> **Required work**
Check every line of the entries for "пары", and copy the lines that hold it.

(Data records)

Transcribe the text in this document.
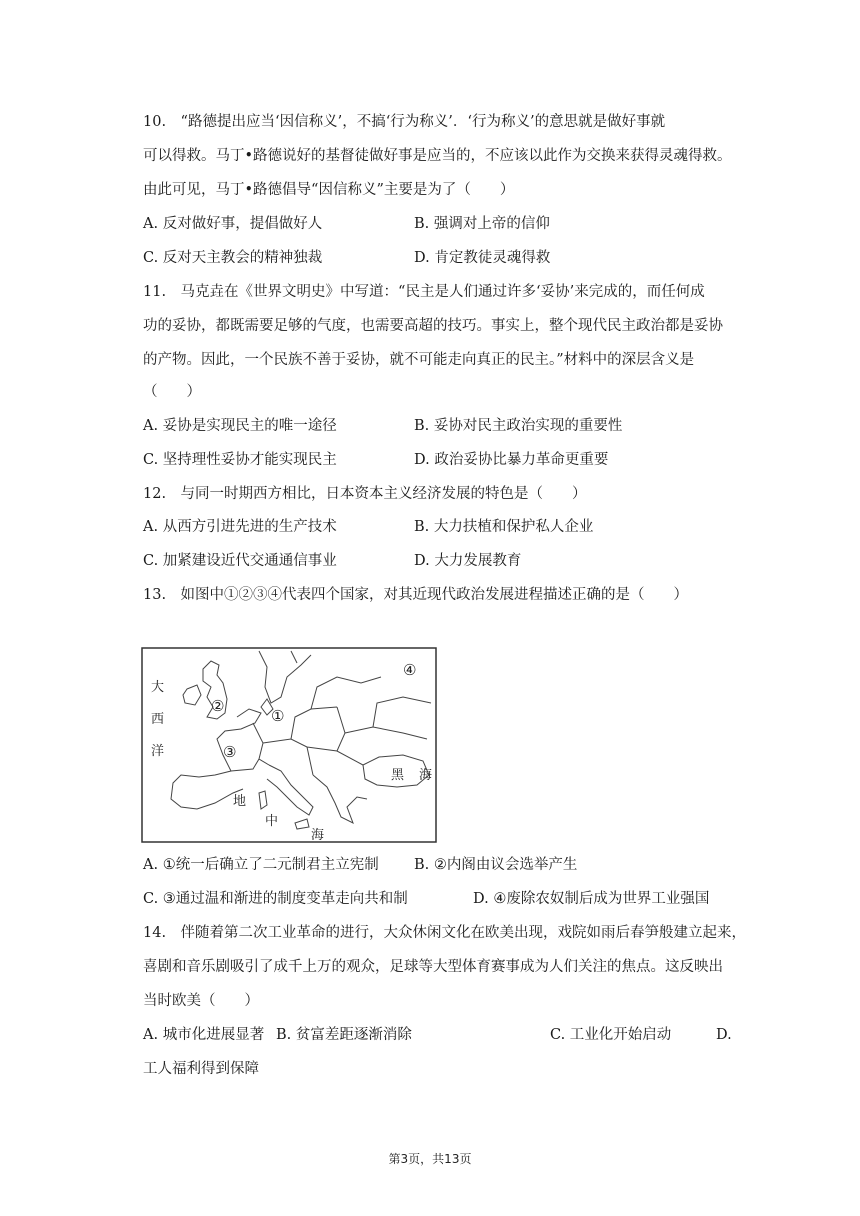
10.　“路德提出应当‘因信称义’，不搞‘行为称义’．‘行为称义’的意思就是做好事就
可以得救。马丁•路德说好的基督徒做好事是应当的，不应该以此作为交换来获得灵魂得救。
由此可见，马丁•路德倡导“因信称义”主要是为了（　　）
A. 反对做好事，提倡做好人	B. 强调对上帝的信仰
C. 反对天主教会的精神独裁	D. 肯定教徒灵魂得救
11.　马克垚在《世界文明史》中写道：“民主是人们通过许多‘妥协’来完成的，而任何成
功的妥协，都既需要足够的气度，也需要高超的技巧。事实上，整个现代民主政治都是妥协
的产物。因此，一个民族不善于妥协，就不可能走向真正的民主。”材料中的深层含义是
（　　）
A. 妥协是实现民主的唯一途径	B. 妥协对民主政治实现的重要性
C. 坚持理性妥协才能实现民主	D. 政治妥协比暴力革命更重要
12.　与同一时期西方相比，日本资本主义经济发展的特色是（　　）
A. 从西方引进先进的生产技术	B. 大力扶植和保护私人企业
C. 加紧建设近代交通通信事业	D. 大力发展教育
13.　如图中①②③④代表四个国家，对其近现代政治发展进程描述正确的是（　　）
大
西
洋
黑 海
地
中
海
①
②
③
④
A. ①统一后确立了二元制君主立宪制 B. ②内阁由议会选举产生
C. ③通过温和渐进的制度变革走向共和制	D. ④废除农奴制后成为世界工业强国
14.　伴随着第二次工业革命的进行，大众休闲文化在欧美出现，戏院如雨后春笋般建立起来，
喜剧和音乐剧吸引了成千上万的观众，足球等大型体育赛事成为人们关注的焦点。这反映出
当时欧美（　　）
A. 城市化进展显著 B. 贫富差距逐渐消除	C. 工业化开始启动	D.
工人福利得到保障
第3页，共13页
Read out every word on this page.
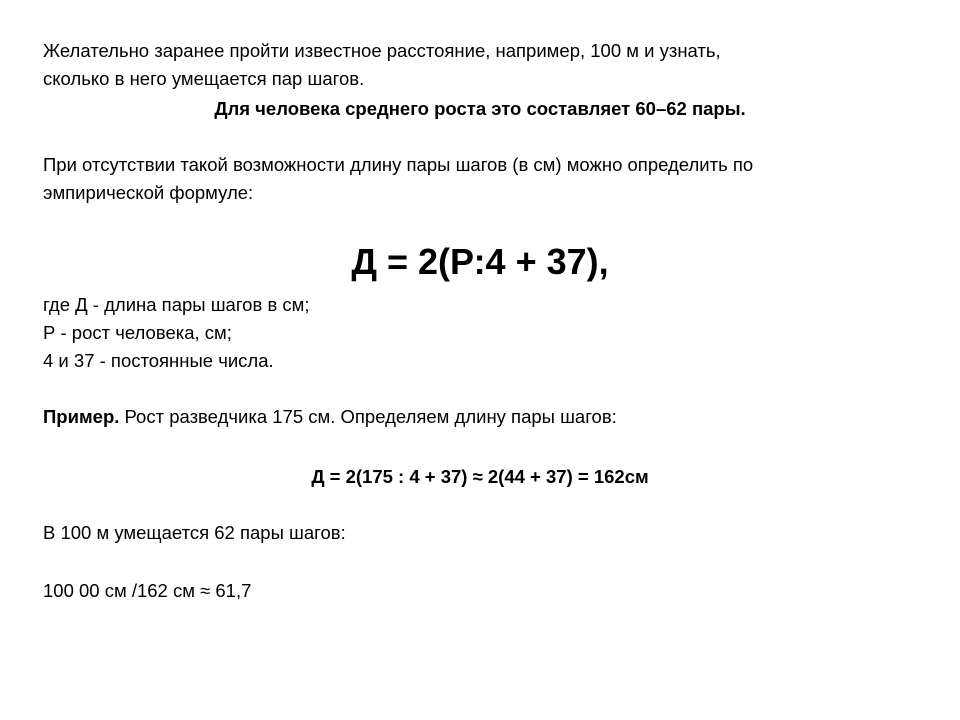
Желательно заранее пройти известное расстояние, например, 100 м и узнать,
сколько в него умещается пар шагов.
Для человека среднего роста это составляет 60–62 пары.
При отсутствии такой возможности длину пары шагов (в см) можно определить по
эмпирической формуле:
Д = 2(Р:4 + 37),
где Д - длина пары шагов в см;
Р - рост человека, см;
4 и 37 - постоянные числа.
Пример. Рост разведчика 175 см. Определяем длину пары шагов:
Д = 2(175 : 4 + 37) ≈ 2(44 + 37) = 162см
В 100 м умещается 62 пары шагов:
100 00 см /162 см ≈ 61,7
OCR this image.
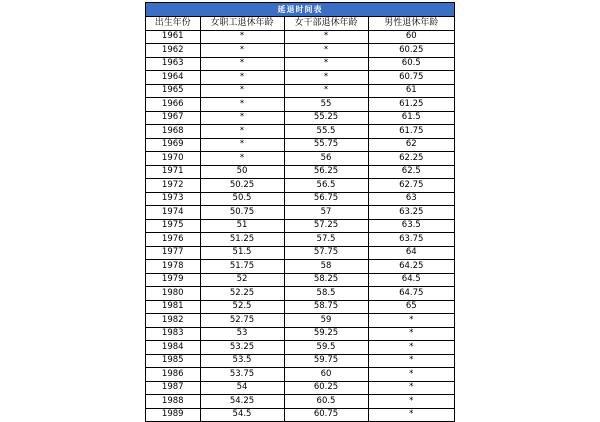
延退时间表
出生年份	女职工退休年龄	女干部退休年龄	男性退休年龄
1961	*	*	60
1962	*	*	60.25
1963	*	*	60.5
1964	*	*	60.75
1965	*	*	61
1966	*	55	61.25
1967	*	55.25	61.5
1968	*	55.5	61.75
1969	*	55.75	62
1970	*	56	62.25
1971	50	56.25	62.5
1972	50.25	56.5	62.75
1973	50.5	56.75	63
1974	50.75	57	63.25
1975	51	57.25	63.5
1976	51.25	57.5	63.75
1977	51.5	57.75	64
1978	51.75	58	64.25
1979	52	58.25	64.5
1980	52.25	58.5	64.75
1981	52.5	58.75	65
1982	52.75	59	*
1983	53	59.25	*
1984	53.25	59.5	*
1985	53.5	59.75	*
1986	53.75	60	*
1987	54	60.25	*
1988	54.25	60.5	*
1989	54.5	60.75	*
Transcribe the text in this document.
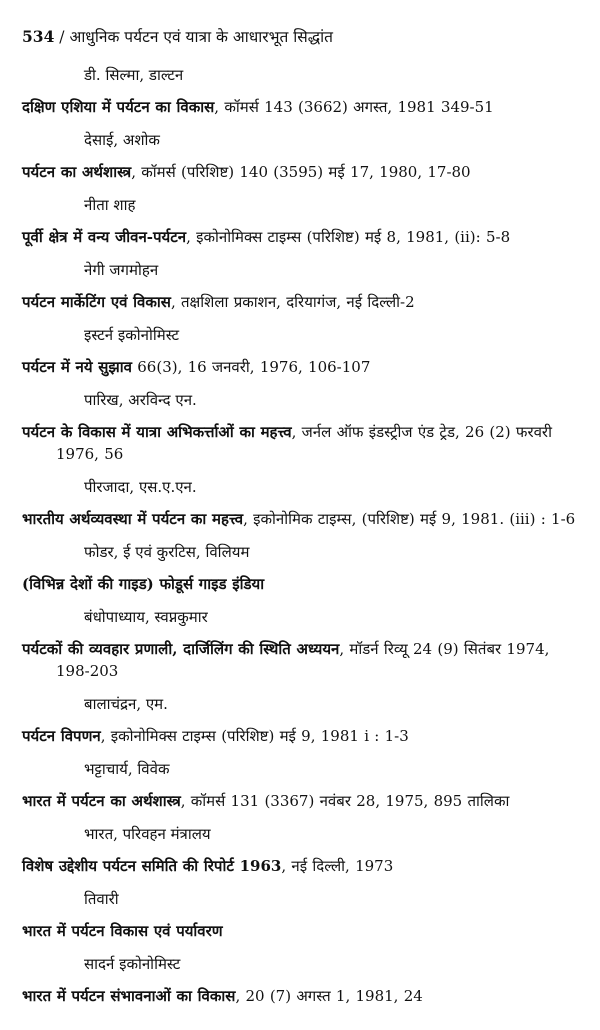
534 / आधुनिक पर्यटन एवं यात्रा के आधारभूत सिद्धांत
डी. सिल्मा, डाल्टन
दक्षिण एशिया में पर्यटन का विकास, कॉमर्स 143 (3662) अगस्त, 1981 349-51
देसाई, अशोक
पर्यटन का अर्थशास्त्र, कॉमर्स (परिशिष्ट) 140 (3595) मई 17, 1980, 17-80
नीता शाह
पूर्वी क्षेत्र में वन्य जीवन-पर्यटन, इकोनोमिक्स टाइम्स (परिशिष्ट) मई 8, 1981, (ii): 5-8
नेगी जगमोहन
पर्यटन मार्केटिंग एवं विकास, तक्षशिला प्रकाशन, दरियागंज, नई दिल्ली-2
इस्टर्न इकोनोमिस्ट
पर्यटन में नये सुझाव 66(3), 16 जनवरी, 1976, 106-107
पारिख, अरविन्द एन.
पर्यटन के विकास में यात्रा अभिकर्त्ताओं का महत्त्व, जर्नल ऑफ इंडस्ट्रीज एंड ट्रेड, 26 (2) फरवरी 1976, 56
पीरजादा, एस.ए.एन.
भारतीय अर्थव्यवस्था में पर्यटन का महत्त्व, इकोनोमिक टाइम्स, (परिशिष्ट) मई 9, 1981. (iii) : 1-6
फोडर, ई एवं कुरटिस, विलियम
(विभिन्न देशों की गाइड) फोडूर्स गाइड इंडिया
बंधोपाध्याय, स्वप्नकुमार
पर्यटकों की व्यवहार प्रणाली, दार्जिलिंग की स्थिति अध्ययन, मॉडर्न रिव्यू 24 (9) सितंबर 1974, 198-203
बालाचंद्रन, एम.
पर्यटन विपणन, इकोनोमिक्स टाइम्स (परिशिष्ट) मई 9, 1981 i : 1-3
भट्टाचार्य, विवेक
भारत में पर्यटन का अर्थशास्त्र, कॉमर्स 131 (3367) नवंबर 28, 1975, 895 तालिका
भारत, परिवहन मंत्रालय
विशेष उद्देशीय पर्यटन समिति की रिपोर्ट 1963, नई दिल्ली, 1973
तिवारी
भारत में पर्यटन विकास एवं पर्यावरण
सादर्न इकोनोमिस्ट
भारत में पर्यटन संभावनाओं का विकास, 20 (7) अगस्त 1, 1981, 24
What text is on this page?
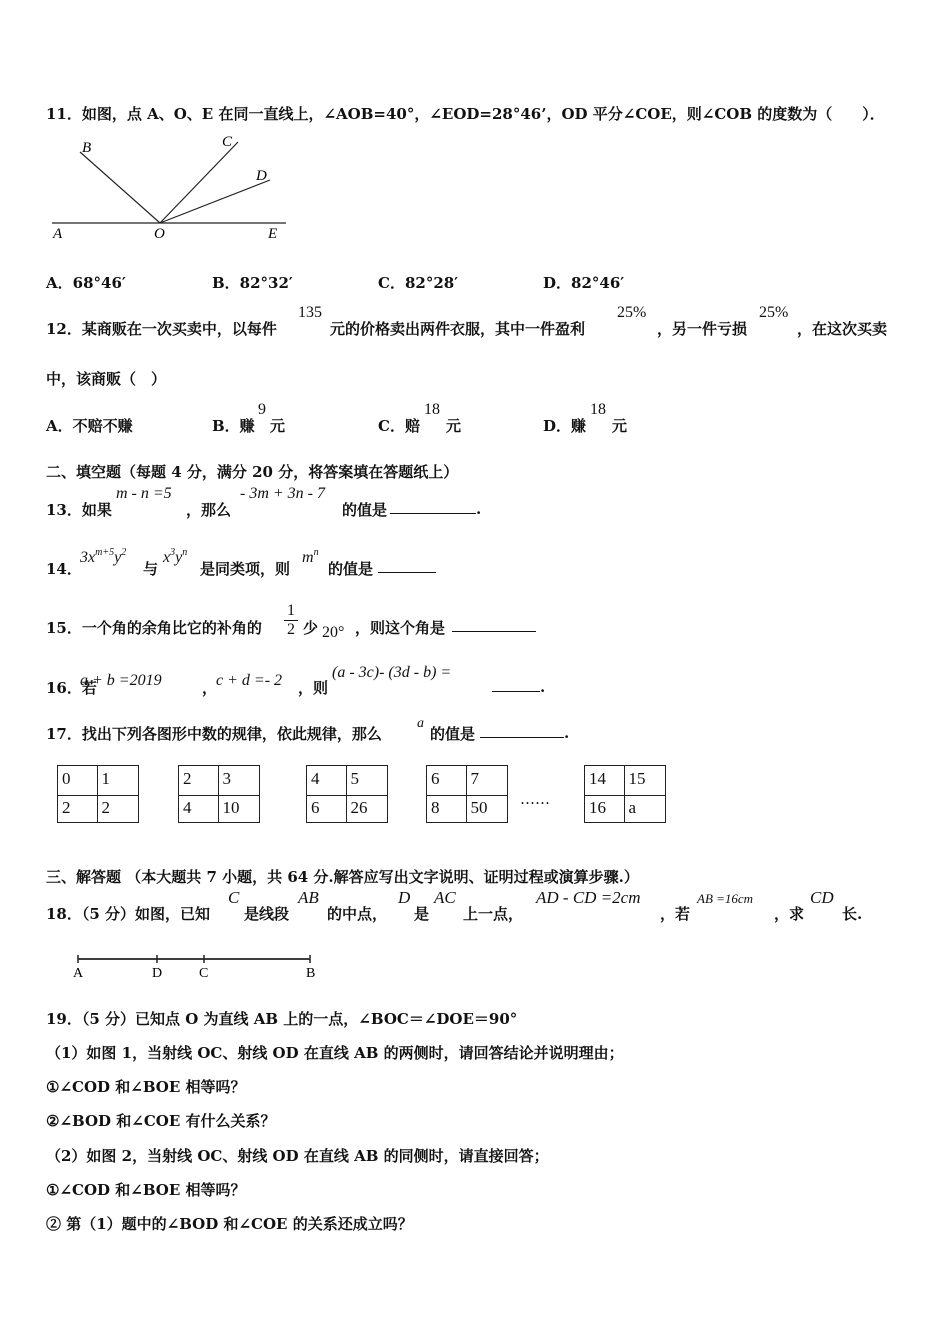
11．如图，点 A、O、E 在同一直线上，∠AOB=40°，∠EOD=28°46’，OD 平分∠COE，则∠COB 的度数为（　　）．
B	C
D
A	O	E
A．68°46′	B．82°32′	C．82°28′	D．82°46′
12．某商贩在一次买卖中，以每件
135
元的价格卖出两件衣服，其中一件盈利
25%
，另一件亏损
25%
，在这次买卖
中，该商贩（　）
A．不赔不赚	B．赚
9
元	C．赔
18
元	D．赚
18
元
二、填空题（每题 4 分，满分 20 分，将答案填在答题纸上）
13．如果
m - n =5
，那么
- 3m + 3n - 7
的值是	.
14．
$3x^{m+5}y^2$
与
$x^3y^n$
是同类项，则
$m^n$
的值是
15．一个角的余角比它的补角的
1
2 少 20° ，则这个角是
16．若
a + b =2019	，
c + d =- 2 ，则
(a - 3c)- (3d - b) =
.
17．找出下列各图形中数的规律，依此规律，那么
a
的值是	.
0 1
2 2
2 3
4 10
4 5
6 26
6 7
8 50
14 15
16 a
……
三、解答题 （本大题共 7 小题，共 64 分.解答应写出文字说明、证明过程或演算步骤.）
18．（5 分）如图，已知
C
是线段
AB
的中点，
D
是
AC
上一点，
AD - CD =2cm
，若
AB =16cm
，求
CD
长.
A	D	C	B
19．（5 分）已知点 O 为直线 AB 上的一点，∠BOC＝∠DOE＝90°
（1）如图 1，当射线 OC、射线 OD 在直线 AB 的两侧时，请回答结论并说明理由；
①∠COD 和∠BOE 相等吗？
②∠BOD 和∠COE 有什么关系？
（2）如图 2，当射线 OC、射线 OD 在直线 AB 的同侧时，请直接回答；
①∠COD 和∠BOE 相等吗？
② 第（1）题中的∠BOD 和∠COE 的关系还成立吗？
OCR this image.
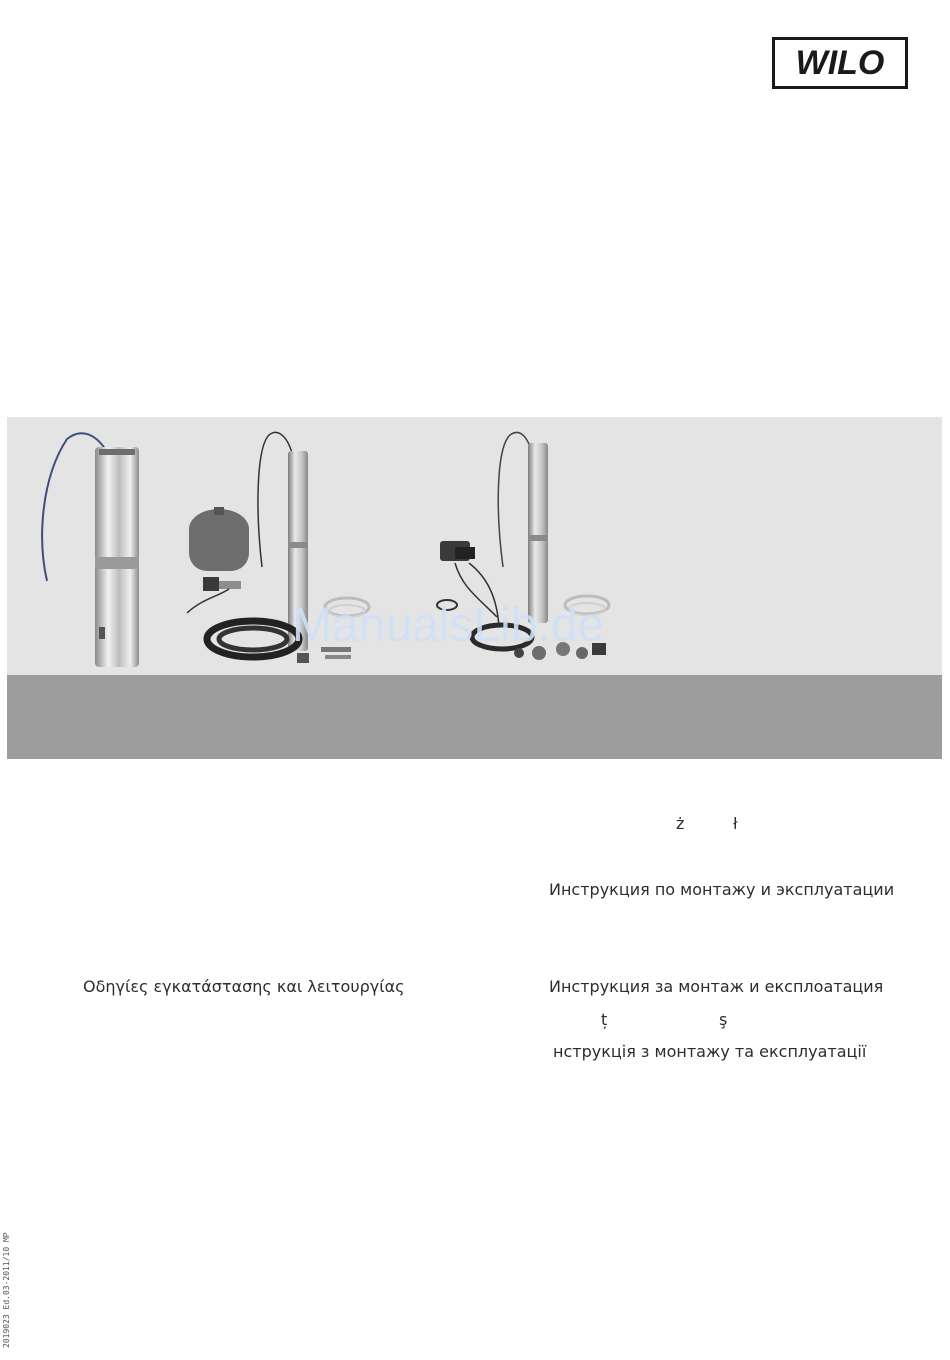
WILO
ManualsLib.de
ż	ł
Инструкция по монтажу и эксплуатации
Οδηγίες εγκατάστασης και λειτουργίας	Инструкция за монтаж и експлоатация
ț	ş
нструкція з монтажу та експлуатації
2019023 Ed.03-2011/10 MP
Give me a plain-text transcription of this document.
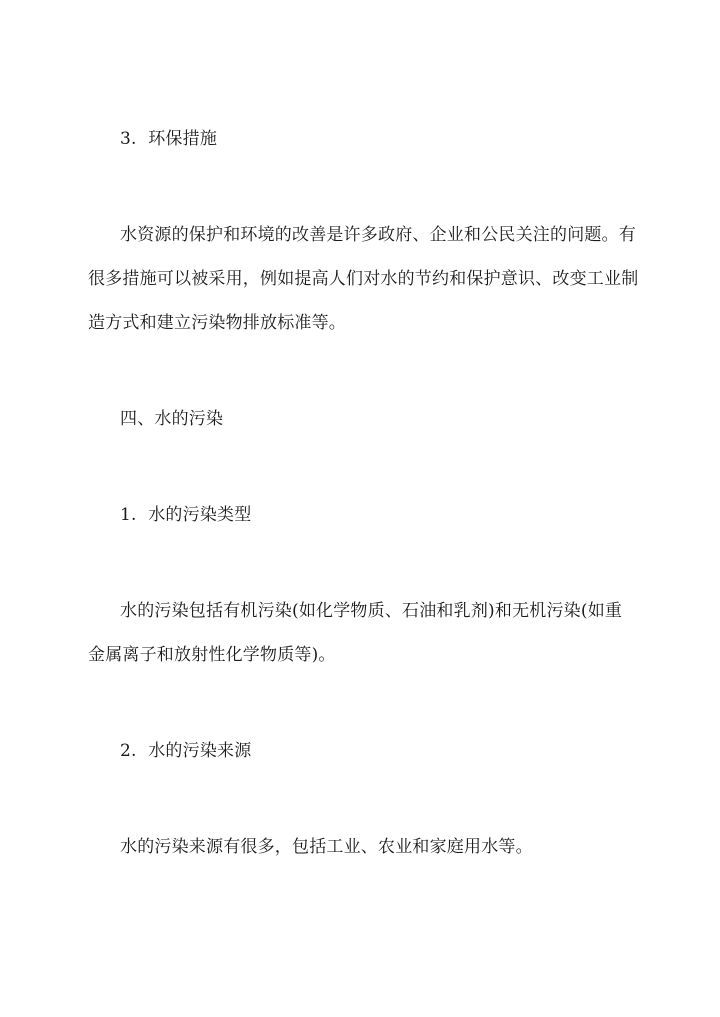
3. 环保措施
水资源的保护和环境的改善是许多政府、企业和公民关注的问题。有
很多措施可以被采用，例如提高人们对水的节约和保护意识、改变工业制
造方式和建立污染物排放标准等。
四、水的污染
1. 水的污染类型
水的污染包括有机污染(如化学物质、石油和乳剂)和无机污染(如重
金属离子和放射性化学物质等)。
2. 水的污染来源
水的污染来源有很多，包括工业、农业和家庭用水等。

> **Output for this exercise**
Для человека среднего роста это составляет 60–62 пары.
При отсутствии такой возможности длину пары шагов (в см) можно определить по
где Д - длина пары шагов в см;
Пример. Рост разведчика 175 см. Определяем длину пары шагов:
В 100 м умещается 62 пары шагов:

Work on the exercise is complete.